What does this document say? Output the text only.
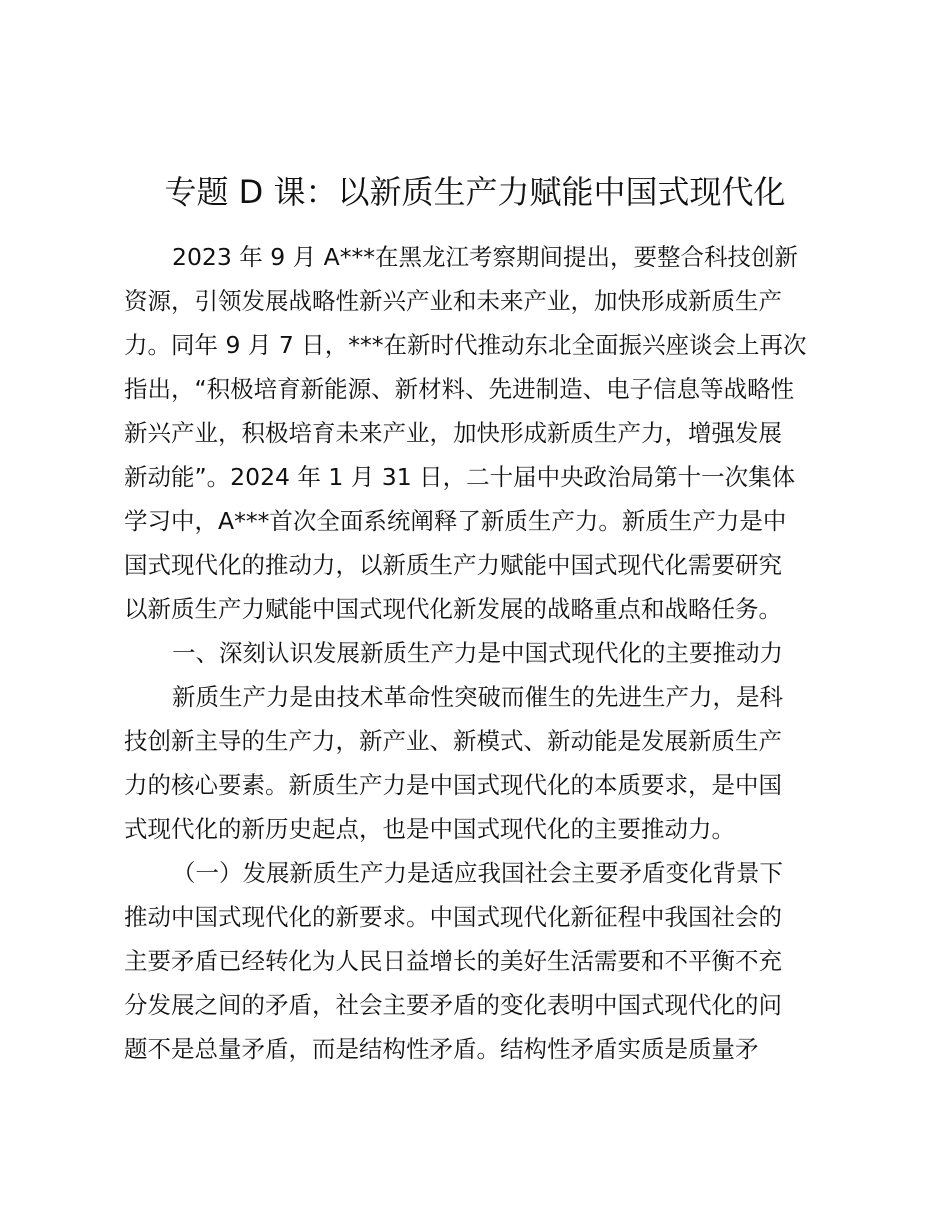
专题 D 课：以新质生产力赋能中国式现代化
2023 年 9 月 A***在黑龙江考察期间提出，要整合科技创新
资源，引领发展战略性新兴产业和未来产业，加快形成新质生产
力。同年 9 月 7 日，***在新时代推动东北全面振兴座谈会上再次
指出，“积极培育新能源、新材料、先进制造、电子信息等战略性
新兴产业，积极培育未来产业，加快形成新质生产力，增强发展
新动能”。2024 年 1 月 31 日，二十届中央政治局第十一次集体
学习中，A***首次全面系统阐释了新质生产力。新质生产力是中
国式现代化的推动力，以新质生产力赋能中国式现代化需要研究
以新质生产力赋能中国式现代化新发展的战略重点和战略任务。
一、深刻认识发展新质生产力是中国式现代化的主要推动力
新质生产力是由技术革命性突破而催生的先进生产力，是科
技创新主导的生产力，新产业、新模式、新动能是发展新质生产
力的核心要素。新质生产力是中国式现代化的本质要求，是中国
式现代化的新历史起点，也是中国式现代化的主要推动力。
（一）发展新质生产力是适应我国社会主要矛盾变化背景下
推动中国式现代化的新要求。中国式现代化新征程中我国社会的
主要矛盾已经转化为人民日益增长的美好生活需要和不平衡不充
分发展之间的矛盾，社会主要矛盾的变化表明中国式现代化的问
题不是总量矛盾，而是结构性矛盾。结构性矛盾实质是质量矛
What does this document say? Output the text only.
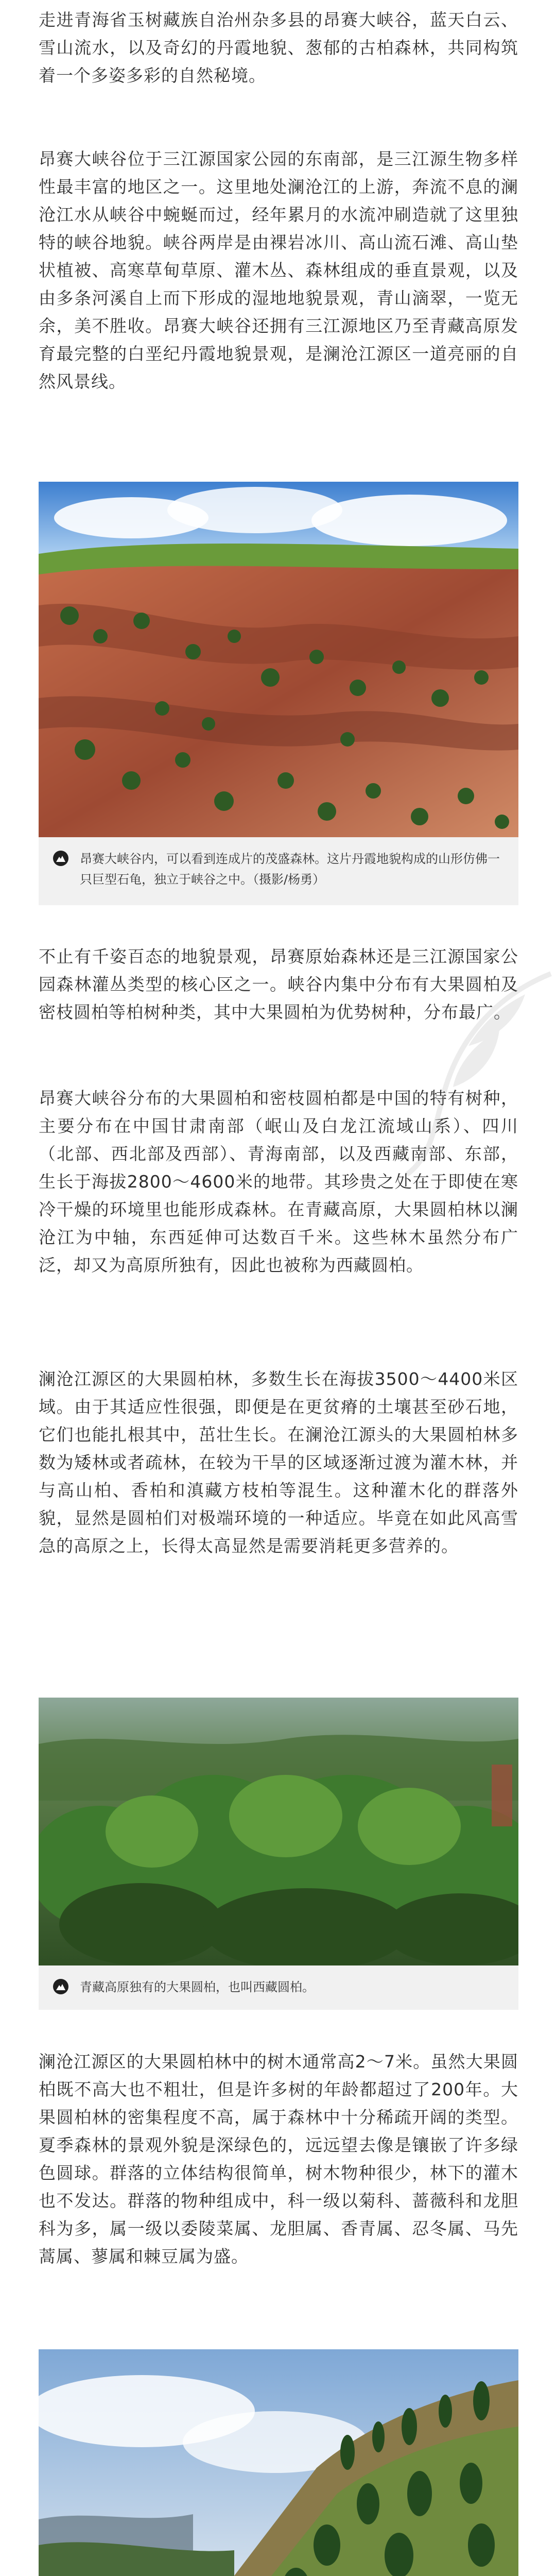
走进青海省玉树藏族自治州杂多县的昂赛大峡谷，蓝天白云、雪山流水，以及奇幻的丹霞地貌、葱郁的古柏森林，共同构筑着一个多姿多彩的自然秘境。

昂赛大峡谷位于三江源国家公园的东南部，是三江源生物多样性最丰富的地区之一。这里地处澜沧江的上游，奔流不息的澜沧江水从峡谷中蜿蜒而过，经年累月的水流冲刷造就了这里独特的峡谷地貌。峡谷两岸是由裸岩冰川、高山流石滩、高山垫状植被、高寒草甸草原、灌木丛、森林组成的垂直景观，以及由多条河溪自上而下形成的湿地地貌景观，青山滴翠，一览无余，美不胜收。昂赛大峡谷还拥有三江源地区乃至青藏高原发育最完整的白垩纪丹霞地貌景观，是澜沧江源区一道亮丽的自然风景线。

昂赛大峡谷内，可以看到连成片的茂盛森林。这片丹霞地貌构成的山形仿佛一只巨型石龟，独立于峡谷之中。（摄影/杨勇）

不止有千姿百态的地貌景观，昂赛原始森林还是三江源国家公园森林灌丛类型的核心区之一。峡谷内集中分布有大果圆柏及密枝圆柏等柏树种类，其中大果圆柏为优势树种，分布最广。

昂赛大峡谷分布的大果圆柏和密枝圆柏都是中国的特有树种，主要分布在中国甘肃南部（岷山及白龙江流域山系）、四川（北部、西北部及西部）、青海南部，以及西藏南部、东部，生长于海拔2800～4600米的地带。其珍贵之处在于即使在寒冷干燥的环境里也能形成森林。在青藏高原，大果圆柏林以澜沧江为中轴，东西延伸可达数百千米。这些林木虽然分布广泛，却又为高原所独有，因此也被称为西藏圆柏。

澜沧江源区的大果圆柏林，多数生长在海拔3500～4400米区域。由于其适应性很强，即便是在更贫瘠的土壤甚至砂石地，它们也能扎根其中，茁壮生长。在澜沧江源头的大果圆柏林多数为矮林或者疏林，在较为干旱的区域逐渐过渡为灌木林，并与高山柏、香柏和滇藏方枝柏等混生。这种灌木化的群落外貌，显然是圆柏们对极端环境的一种适应。毕竟在如此风高雪急的高原之上，长得太高显然是需要消耗更多营养的。

青藏高原独有的大果圆柏，也叫西藏圆柏。

澜沧江源区的大果圆柏林中的树木通常高2～7米。虽然大果圆柏既不高大也不粗壮，但是许多树的年龄都超过了200年。大果圆柏林的密集程度不高，属于森林中十分稀疏开阔的类型。夏季森林的景观外貌是深绿色的，远远望去像是镶嵌了许多绿色圆球。群落的立体结构很简单，树木物种很少，林下的灌木也不发达。群落的物种组成中，科一级以菊科、蔷薇科和龙胆科为多，属一级以委陵菜属、龙胆属、香青属、忍冬属、马先蒿属、蓼属和棘豆属为盛。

•••••

Quote every record above exactly, leaving out the pictures.

What does this document say? Output the text only.
专题 D 课：以新质生产力赋能中国式现代化
2023 年 9 月 A***在黑龙江考察期间提出，要整合科技创新
资源，引领发展战略性新兴产业和未来产业，加快形成新质生产
力。同年 9 月 7 日，***在新时代推动东北全面振兴座谈会上再次
指出，“积极培育新能源、新材料、先进制造、电子信息等战略性
新兴产业，积极培育未来产业，加快形成新质生产力，增强发展
新动能”。2024 年 1 月 31 日，二十届中央政治局第十一次集体
学习中，A***首次全面系统阐释了新质生产力。新质生产力是中
国式现代化的推动力，以新质生产力赋能中国式现代化需要研究
以新质生产力赋能中国式现代化新发展的战略重点和战略任务。
一、深刻认识发展新质生产力是中国式现代化的主要推动力
新质生产力是由技术革命性突破而催生的先进生产力，是科
技创新主导的生产力，新产业、新模式、新动能是发展新质生产
力的核心要素。新质生产力是中国式现代化的本质要求，是中国
式现代化的新历史起点，也是中国式现代化的主要推动力。
（一）发展新质生产力是适应我国社会主要矛盾变化背景下
推动中国式现代化的新要求。中国式现代化新征程中我国社会的
主要矛盾已经转化为人民日益增长的美好生活需要和不平衡不充
分发展之间的矛盾，社会主要矛盾的变化表明中国式现代化的问
题不是总量矛盾，而是结构性矛盾。结构性矛盾实质是质量矛
What does this document say? Output the text only.
走进青海省玉树藏族自治州杂多县的昂赛大峡谷，蓝天白云、雪山流水，以及奇幻的丹霞地貌、葱郁的古柏森林，共同构筑着一个多姿多彩的自然秘境。

昂赛大峡谷位于三江源国家公园的东南部，是三江源生物多样性最丰富的地区之一。这里地处澜沧江的上游，奔流不息的澜沧江水从峡谷中蜿蜒而过，经年累月的水流冲刷造就了这里独特的峡谷地貌。峡谷两岸是由裸岩冰川、高山流石滩、高山垫状植被、高寒草甸草原、灌木丛、森林组成的垂直景观，以及由多条河溪自上而下形成的湿地地貌景观，青山滴翠，一览无余，美不胜收。昂赛大峡谷还拥有三江源地区乃至青藏高原发育最完整的白垩纪丹霞地貌景观，是澜沧江源区一道亮丽的自然风景线。

昂赛大峡谷内，可以看到连成片的茂盛森林。这片丹霞地貌构成的山形仿佛一只巨型石龟，独立于峡谷之中。（摄影/杨勇）

不止有千姿百态的地貌景观，昂赛原始森林还是三江源国家公园森林灌丛类型的核心区之一。峡谷内集中分布有大果圆柏及密枝圆柏等柏树种类，其中大果圆柏为优势树种，分布最广。

昂赛大峡谷分布的大果圆柏和密枝圆柏都是中国的特有树种，主要分布在中国甘肃南部（岷山及白龙江流域山系）、四川（北部、西北部及西部）、青海南部，以及西藏南部、东部，生长于海拔2800～4600米的地带。其珍贵之处在于即使在寒冷干燥的环境里也能形成森林。在青藏高原，大果圆柏林以澜沧江为中轴，东西延伸可达数百千米。这些林木虽然分布广泛，却又为高原所独有，因此也被称为西藏圆柏。

澜沧江源区的大果圆柏林，多数生长在海拔3500～4400米区域。由于其适应性很强，即便是在更贫瘠的土壤甚至砂石地，它们也能扎根其中，茁壮生长。在澜沧江源头的大果圆柏林多数为矮林或者疏林，在较为干旱的区域逐渐过渡为灌木林，并与高山柏、香柏和滇藏方枝柏等混生。这种灌木化的群落外貌，显然是圆柏们对极端环境的一种适应。毕竟在如此风高雪急的高原之上，长得太高显然是需要消耗更多营养的。

青藏高原独有的大果圆柏，也叫西藏圆柏。

澜沧江源区的大果圆柏林中的树木通常高2～7米。虽然大果圆柏既不高大也不粗壮，但是许多树的年龄都超过了200年。大果圆柏林的密集程度不高，属于森林中十分稀疏开阔的类型。夏季森林的景观外貌是深绿色的，远远望去像是镶嵌了许多绿色圆球。群落的立体结构很简单，树木物种很少，林下的灌木也不发达。群落的物种组成中，科一级以菊科、蔷薇科和龙胆科为多，属一级以委陵菜属、龙胆属、香青属、忍冬属、马先蒿属、蓼属和棘豆属为盛。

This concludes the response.